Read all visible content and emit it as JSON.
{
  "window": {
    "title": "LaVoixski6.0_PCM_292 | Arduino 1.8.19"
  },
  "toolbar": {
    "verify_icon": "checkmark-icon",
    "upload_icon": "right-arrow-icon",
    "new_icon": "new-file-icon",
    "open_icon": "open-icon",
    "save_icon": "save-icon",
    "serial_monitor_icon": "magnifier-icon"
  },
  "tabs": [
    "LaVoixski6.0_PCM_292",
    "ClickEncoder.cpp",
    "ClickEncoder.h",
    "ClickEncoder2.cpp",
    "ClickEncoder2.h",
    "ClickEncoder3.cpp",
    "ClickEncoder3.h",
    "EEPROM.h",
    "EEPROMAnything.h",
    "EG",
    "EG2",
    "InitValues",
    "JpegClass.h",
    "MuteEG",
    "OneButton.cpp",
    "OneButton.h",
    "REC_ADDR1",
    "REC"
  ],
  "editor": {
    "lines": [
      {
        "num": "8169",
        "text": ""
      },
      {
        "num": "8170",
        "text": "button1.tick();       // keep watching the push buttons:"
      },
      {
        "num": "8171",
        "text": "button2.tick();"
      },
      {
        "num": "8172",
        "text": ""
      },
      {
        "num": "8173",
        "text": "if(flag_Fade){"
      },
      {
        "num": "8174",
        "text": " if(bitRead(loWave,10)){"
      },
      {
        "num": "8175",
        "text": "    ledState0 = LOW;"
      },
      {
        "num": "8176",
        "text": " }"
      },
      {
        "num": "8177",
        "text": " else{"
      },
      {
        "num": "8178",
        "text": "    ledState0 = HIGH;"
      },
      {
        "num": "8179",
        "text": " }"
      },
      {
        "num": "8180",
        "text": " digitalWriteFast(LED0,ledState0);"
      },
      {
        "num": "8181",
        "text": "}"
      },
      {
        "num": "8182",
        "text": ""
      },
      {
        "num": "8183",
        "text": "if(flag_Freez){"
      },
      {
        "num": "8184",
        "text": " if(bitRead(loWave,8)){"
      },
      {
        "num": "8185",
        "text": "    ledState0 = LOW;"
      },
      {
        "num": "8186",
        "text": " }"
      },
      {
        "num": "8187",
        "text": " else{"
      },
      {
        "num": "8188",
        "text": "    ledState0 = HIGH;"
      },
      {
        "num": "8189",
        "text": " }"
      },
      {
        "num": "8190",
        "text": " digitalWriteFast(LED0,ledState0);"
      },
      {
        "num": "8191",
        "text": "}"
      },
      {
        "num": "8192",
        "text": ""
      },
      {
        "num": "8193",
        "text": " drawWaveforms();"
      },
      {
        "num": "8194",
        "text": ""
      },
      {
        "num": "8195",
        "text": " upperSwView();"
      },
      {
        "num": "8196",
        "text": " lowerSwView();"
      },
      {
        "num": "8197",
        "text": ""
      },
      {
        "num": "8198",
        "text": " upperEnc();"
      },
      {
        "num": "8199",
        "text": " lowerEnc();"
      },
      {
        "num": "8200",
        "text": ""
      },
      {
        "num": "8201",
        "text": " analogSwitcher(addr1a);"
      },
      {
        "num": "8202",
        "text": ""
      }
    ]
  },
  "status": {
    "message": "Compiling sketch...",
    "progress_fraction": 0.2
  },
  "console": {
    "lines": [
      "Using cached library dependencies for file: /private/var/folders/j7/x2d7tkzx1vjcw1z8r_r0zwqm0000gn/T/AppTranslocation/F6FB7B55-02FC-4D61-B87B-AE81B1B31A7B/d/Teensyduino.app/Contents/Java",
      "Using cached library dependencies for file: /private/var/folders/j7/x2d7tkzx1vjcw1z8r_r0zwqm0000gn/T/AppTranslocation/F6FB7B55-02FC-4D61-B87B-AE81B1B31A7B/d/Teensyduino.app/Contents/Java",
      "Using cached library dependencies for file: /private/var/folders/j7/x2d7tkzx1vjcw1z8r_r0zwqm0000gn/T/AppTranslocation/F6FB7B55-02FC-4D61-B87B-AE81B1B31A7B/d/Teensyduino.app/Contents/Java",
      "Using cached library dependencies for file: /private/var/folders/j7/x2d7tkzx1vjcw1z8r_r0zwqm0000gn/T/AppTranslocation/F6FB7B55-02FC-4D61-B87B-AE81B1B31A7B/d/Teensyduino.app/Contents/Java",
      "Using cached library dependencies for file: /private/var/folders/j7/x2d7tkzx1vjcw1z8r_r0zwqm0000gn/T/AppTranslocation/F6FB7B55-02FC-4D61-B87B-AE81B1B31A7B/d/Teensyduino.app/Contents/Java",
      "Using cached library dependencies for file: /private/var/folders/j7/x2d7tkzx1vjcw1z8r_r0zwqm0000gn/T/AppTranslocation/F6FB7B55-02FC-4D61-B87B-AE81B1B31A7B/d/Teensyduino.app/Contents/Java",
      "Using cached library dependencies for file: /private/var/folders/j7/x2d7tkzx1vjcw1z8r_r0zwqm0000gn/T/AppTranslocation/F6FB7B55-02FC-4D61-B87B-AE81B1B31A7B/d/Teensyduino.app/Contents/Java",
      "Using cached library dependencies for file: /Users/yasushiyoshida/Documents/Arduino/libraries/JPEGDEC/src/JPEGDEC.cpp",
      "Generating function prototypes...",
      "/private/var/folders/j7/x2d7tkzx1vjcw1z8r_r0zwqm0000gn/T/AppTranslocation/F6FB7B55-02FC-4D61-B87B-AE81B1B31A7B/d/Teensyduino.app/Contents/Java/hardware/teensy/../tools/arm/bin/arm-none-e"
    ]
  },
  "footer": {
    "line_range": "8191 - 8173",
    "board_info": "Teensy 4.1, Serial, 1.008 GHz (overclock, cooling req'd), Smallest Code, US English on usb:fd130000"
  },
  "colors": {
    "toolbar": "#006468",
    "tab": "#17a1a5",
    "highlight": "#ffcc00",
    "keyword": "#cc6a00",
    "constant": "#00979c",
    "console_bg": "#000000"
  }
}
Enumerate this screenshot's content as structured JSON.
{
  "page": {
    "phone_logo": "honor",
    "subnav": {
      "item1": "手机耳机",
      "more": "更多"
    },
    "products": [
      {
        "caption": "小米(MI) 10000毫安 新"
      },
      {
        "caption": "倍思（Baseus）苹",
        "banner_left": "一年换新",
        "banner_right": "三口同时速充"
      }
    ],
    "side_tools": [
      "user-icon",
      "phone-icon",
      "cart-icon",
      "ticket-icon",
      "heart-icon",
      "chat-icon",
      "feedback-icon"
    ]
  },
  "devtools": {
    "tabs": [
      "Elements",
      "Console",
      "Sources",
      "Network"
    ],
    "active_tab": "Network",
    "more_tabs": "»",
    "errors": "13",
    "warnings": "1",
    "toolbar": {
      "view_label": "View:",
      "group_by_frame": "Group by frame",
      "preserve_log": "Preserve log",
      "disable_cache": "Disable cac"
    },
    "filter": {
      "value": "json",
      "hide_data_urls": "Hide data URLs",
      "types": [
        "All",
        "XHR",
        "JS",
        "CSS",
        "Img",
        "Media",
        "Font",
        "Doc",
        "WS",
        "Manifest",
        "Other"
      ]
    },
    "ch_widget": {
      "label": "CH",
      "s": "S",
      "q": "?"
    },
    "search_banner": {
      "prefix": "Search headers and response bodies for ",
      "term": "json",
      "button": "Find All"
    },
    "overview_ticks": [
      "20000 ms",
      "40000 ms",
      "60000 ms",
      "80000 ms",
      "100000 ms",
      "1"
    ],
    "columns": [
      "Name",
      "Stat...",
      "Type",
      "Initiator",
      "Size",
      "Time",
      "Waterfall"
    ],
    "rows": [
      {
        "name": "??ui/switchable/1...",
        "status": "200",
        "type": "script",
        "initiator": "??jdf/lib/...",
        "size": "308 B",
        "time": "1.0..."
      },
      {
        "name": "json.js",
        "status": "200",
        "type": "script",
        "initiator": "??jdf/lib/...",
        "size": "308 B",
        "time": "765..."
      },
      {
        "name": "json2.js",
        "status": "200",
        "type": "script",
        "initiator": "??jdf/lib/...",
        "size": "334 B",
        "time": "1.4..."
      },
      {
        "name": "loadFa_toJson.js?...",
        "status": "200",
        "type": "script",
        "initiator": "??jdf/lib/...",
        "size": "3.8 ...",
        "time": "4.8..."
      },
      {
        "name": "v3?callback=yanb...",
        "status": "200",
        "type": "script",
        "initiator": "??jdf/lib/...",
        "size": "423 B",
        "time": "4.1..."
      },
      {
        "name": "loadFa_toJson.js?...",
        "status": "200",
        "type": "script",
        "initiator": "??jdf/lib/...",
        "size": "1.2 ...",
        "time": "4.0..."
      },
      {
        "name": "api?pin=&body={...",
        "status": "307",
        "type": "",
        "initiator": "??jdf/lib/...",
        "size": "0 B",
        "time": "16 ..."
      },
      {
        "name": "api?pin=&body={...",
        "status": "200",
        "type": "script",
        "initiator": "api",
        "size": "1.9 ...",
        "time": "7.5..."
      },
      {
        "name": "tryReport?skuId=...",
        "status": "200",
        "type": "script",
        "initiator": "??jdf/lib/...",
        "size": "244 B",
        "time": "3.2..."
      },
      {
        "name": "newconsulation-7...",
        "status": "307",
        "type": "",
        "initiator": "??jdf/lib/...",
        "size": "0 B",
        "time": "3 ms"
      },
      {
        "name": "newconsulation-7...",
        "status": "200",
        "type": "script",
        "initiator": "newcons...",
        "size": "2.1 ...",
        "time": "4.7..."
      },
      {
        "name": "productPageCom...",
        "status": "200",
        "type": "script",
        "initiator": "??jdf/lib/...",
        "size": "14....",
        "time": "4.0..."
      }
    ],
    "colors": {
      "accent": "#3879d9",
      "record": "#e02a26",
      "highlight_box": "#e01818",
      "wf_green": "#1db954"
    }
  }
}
════════
▶ [EXERCISE DIRECTIONS]
The answer is one number: how many lines of the material above contain "bitRead".

▶ [ANSWER FOR THIS EXERCISE]
2